## [Written task]
Extract, from the listing that follows, each line containing the word "ENFORCEMENT".

============================================================

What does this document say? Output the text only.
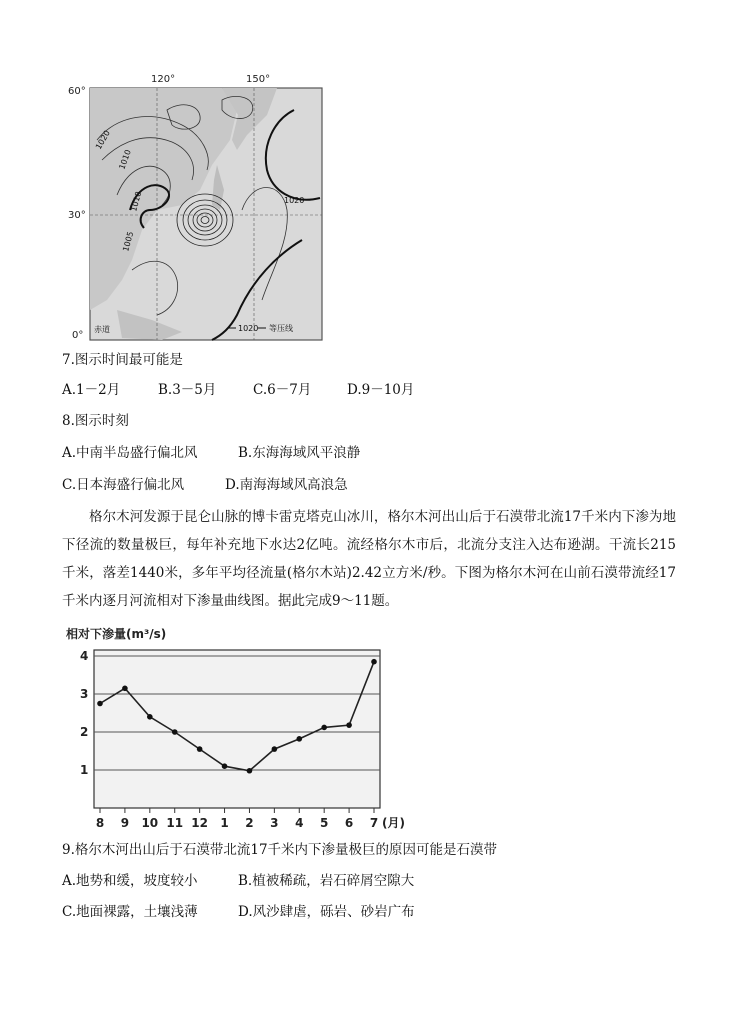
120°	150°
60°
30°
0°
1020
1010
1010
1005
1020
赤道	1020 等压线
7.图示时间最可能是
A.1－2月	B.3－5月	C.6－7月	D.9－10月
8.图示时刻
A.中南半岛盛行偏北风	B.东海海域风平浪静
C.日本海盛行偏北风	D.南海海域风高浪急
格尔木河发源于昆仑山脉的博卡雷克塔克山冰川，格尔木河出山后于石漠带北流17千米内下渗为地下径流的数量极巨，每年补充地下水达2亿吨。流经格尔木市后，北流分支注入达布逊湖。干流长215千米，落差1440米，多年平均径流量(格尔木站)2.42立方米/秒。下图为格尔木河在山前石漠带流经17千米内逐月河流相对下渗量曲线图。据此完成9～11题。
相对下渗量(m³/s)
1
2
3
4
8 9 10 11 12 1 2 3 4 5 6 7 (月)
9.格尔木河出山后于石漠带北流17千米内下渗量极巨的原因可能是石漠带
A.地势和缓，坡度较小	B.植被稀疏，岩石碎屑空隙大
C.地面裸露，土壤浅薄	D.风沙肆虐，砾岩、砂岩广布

============================================================

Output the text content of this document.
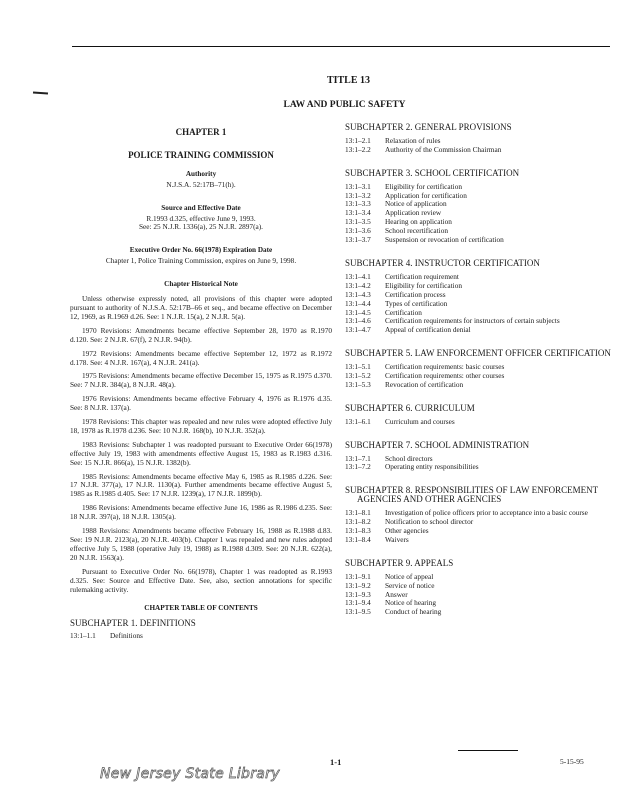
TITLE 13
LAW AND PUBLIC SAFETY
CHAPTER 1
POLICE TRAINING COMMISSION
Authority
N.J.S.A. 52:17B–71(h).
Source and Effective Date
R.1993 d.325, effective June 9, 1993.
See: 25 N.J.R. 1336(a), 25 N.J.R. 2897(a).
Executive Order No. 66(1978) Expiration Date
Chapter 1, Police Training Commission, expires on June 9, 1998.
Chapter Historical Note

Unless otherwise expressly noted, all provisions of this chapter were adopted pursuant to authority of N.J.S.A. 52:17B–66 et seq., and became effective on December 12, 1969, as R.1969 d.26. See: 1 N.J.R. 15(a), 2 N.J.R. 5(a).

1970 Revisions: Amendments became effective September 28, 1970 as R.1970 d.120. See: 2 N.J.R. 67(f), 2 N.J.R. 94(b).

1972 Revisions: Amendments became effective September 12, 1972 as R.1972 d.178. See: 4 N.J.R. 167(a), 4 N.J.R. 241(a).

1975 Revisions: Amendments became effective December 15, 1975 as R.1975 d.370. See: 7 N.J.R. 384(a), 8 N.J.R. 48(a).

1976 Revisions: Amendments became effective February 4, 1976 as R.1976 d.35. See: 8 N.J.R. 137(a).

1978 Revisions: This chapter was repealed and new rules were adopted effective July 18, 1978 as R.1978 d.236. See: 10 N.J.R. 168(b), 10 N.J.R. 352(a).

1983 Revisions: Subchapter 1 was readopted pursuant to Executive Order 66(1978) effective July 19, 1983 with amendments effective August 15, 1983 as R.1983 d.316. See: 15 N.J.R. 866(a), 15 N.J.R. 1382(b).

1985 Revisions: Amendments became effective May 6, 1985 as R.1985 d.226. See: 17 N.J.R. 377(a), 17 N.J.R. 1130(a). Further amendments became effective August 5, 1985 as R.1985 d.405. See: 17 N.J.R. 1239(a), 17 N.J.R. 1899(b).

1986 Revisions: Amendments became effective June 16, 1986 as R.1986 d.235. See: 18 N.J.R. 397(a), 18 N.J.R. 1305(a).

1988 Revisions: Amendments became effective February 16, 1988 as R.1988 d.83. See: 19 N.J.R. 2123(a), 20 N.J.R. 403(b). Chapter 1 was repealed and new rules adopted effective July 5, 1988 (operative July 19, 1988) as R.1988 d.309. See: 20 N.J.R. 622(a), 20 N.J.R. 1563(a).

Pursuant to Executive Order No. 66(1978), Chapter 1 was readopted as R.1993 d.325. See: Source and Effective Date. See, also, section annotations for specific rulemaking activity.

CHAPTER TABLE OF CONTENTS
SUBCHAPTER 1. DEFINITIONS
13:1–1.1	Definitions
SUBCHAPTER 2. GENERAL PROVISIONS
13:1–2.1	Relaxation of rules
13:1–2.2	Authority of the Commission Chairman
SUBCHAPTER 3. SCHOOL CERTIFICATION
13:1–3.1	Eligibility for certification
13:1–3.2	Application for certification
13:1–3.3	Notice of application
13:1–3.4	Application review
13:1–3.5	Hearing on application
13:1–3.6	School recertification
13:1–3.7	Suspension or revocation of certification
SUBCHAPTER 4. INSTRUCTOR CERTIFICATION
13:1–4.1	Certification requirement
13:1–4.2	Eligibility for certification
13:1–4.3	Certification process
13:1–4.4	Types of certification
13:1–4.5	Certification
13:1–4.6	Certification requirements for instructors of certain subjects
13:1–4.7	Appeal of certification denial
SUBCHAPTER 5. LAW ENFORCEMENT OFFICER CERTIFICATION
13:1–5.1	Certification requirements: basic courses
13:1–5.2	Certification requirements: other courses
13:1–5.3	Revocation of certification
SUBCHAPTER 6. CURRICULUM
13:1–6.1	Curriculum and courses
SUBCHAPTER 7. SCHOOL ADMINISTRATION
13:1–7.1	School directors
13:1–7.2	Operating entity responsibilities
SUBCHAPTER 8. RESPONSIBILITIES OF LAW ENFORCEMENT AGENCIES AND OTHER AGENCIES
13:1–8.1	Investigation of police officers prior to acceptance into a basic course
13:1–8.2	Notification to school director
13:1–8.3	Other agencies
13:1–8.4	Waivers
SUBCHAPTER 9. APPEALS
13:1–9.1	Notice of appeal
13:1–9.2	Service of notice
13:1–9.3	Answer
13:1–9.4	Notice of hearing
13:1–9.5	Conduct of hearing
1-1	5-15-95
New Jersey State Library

============================================================

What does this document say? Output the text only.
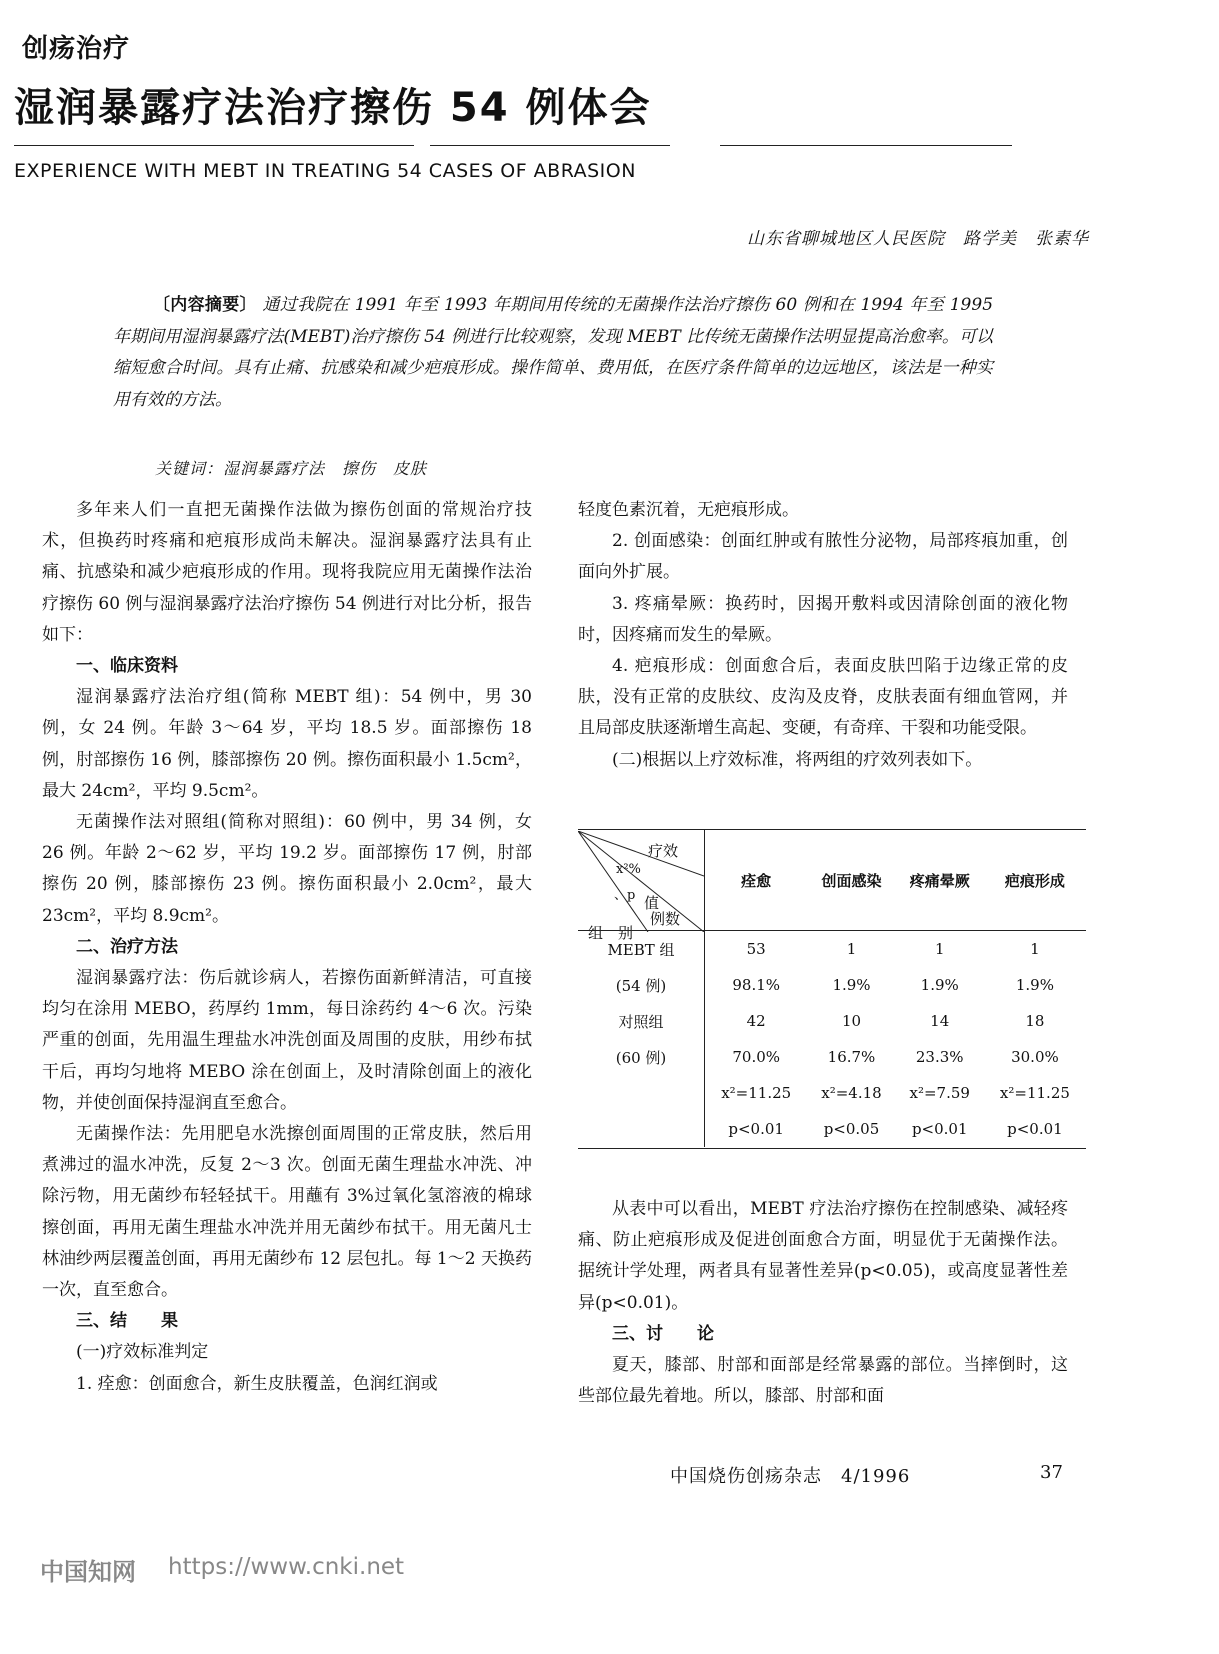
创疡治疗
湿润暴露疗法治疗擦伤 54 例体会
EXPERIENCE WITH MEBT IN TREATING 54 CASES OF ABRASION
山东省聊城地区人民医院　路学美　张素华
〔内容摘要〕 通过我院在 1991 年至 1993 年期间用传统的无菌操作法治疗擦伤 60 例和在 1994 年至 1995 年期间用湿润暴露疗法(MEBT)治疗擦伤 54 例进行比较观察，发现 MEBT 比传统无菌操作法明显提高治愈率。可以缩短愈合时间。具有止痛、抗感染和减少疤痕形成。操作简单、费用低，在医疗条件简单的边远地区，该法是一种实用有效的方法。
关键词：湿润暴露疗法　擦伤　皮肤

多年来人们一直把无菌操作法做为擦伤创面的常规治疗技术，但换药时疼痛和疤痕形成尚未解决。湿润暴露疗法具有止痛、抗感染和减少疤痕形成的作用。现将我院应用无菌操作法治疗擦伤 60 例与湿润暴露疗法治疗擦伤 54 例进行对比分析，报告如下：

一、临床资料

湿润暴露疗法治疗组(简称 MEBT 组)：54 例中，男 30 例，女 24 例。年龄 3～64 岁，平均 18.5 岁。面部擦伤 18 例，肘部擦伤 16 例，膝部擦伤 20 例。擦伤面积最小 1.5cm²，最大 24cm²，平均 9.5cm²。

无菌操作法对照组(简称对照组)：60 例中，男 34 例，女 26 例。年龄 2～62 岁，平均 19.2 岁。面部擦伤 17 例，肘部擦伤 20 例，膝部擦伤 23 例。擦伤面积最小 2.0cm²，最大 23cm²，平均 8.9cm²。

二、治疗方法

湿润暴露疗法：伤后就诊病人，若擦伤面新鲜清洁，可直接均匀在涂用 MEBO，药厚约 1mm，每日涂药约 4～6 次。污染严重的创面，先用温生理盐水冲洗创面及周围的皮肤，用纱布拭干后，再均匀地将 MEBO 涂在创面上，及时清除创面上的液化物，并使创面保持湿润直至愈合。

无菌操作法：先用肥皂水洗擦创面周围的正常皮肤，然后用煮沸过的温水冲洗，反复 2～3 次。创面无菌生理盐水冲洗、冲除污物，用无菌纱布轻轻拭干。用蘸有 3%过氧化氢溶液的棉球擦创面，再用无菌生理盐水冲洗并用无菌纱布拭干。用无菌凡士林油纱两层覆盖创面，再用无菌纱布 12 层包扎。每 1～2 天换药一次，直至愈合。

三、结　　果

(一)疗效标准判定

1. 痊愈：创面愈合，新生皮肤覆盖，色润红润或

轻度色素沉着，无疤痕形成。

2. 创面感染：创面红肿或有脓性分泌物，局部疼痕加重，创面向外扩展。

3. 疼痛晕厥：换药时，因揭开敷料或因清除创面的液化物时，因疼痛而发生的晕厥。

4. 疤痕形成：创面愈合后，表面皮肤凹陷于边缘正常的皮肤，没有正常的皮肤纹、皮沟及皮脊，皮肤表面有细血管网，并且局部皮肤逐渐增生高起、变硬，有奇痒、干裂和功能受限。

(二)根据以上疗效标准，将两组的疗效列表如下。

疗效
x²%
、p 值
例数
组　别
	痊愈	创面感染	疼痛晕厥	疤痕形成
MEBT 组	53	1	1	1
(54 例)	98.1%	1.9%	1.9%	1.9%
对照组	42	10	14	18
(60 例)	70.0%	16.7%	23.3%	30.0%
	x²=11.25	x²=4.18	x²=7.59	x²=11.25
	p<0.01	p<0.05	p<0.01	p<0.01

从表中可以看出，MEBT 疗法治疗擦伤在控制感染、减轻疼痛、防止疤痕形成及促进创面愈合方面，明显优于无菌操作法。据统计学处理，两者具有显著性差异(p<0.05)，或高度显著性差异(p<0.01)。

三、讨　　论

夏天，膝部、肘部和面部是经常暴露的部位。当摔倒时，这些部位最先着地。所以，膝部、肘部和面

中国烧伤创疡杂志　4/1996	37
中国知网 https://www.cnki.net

============================================================

## [In response]
SUBCHAPTER 5. LAW ENFORCEMENT OFFICER CERTIFICATION
SUBCHAPTER 8. RESPONSIBILITIES OF LAW ENFORCEMENT AGENCIES AND OTHER AGENCIES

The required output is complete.